◆ INSTRUCTIONS FOR THE TASK
Take every line from the listing below that includes "операционные" and copy it.

:: RECORDS SHOWN

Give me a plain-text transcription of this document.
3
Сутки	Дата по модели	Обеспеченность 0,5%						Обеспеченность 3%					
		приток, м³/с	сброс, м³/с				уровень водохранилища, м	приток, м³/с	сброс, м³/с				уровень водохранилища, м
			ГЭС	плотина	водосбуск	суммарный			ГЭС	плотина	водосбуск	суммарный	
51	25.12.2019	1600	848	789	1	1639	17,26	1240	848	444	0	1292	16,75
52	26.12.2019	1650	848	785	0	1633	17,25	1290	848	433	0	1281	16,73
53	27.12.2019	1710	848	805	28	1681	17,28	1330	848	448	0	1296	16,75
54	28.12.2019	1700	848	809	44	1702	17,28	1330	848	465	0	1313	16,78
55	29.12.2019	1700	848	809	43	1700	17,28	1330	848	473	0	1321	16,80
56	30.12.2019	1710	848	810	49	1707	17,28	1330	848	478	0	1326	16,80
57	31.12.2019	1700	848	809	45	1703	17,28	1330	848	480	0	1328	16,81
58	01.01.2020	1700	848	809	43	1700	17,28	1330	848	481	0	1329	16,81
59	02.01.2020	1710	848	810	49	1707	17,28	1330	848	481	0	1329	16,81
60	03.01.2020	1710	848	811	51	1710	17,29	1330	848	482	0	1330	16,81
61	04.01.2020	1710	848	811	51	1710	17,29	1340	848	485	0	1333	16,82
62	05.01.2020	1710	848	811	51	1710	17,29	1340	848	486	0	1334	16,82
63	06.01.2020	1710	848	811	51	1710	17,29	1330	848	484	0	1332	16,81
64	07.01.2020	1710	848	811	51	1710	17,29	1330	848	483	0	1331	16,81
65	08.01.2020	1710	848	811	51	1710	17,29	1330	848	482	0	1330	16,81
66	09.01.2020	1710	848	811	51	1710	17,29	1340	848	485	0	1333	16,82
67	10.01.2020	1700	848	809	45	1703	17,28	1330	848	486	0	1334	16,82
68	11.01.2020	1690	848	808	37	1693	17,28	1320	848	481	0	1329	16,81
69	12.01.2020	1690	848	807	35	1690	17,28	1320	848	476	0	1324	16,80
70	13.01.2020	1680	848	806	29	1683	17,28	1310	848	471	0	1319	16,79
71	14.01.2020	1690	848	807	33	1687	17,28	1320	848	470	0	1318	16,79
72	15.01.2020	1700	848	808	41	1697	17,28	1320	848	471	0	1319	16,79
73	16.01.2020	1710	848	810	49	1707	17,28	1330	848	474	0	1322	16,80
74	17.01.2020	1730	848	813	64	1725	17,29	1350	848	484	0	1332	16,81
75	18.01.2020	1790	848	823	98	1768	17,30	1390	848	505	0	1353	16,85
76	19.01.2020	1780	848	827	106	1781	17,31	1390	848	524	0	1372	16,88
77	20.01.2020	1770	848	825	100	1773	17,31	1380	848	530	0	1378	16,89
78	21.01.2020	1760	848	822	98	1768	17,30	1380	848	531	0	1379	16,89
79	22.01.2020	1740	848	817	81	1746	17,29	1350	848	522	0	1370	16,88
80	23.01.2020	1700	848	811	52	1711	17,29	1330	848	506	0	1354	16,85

::::
:: RECORDS SHOWN

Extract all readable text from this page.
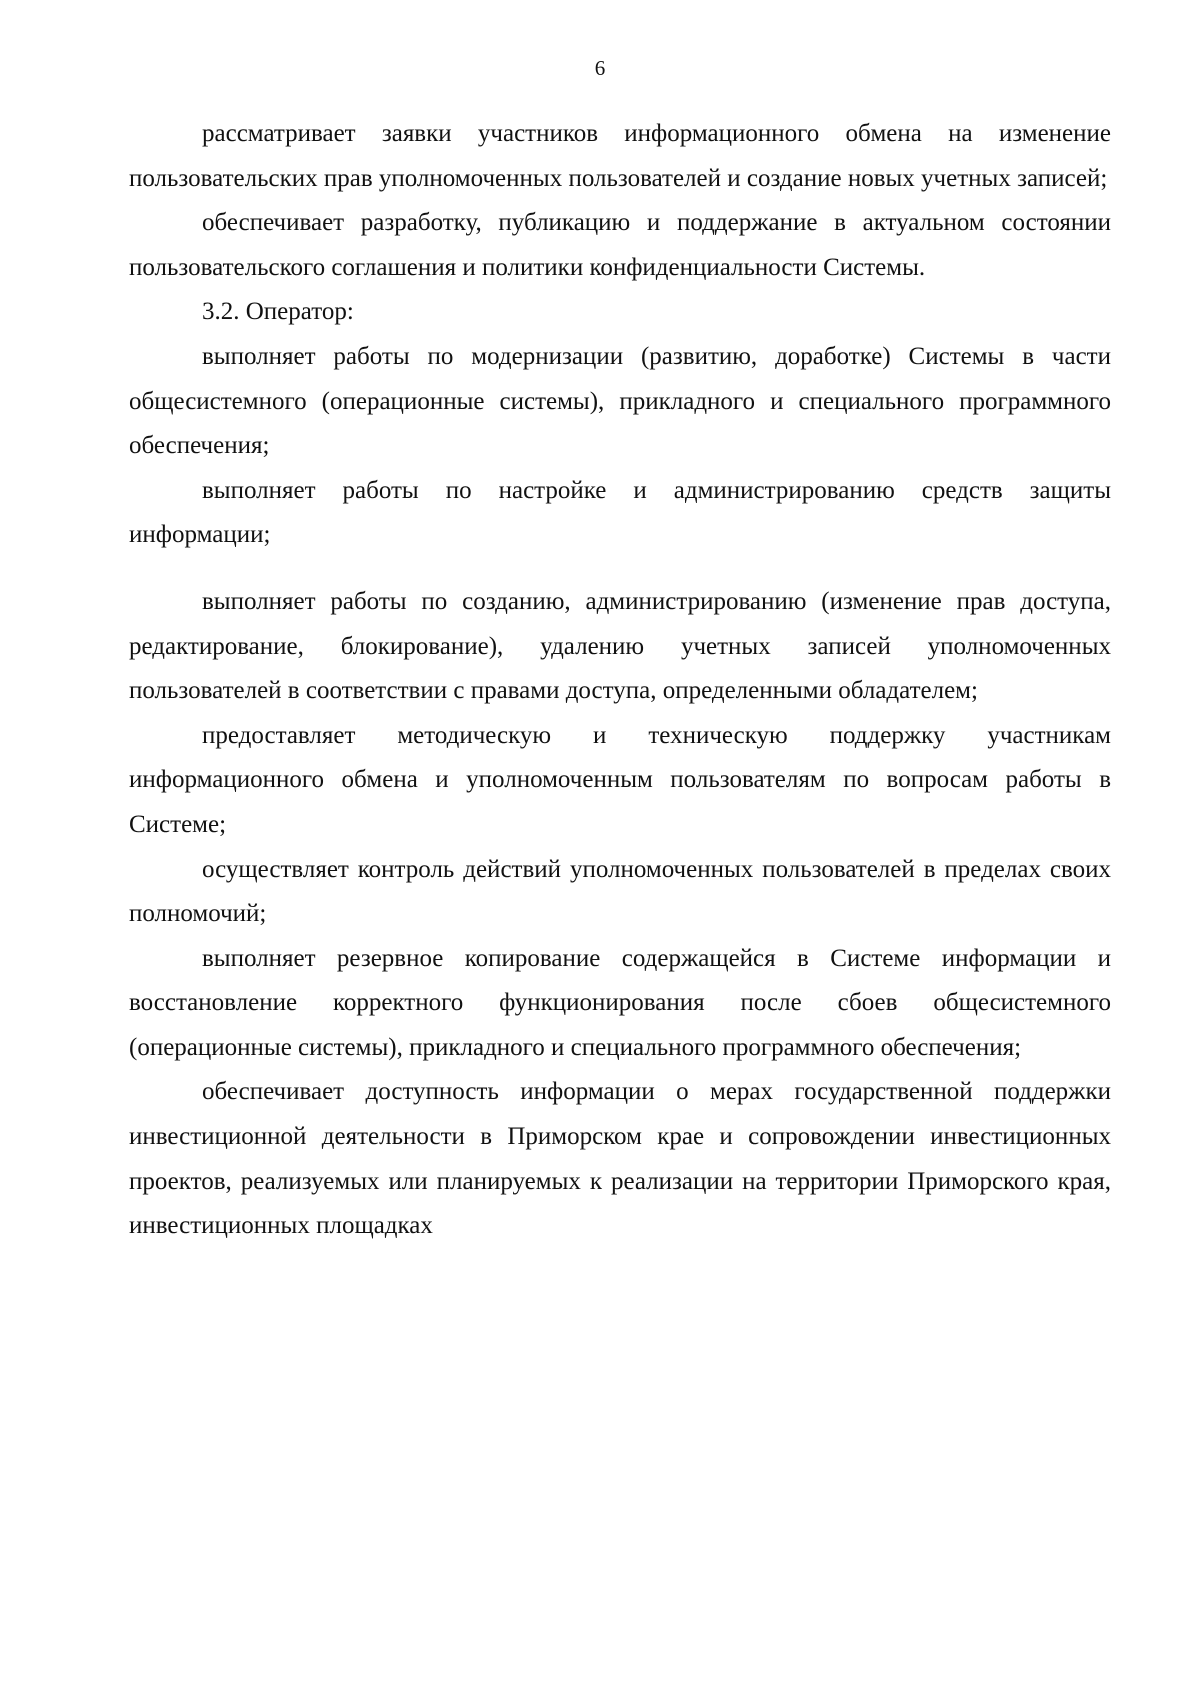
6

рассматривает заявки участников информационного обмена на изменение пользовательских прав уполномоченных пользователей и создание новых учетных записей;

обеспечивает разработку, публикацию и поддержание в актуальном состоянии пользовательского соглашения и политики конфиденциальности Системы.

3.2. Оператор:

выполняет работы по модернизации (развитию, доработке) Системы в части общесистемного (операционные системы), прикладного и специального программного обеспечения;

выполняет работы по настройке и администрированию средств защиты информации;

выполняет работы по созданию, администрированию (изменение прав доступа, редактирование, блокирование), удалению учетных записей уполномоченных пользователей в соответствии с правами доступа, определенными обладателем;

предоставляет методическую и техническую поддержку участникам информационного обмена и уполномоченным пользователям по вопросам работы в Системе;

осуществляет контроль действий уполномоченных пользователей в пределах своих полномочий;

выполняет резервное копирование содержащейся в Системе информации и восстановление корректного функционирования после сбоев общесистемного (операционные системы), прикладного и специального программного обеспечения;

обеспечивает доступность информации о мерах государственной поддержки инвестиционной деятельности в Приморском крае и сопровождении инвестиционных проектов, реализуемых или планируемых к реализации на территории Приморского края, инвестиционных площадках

::::

◆ EXERCISE RESPONSE
выполняет работы по модернизации (развитию, доработке) Системы в части общесистемного (операционные системы), прикладного и специального программного обеспечения;
выполняет резервное копирование содержащейся в Системе информации и восстановление корректного функционирования после сбоев общесистемного (операционные системы), прикладного и специального программного обеспечения;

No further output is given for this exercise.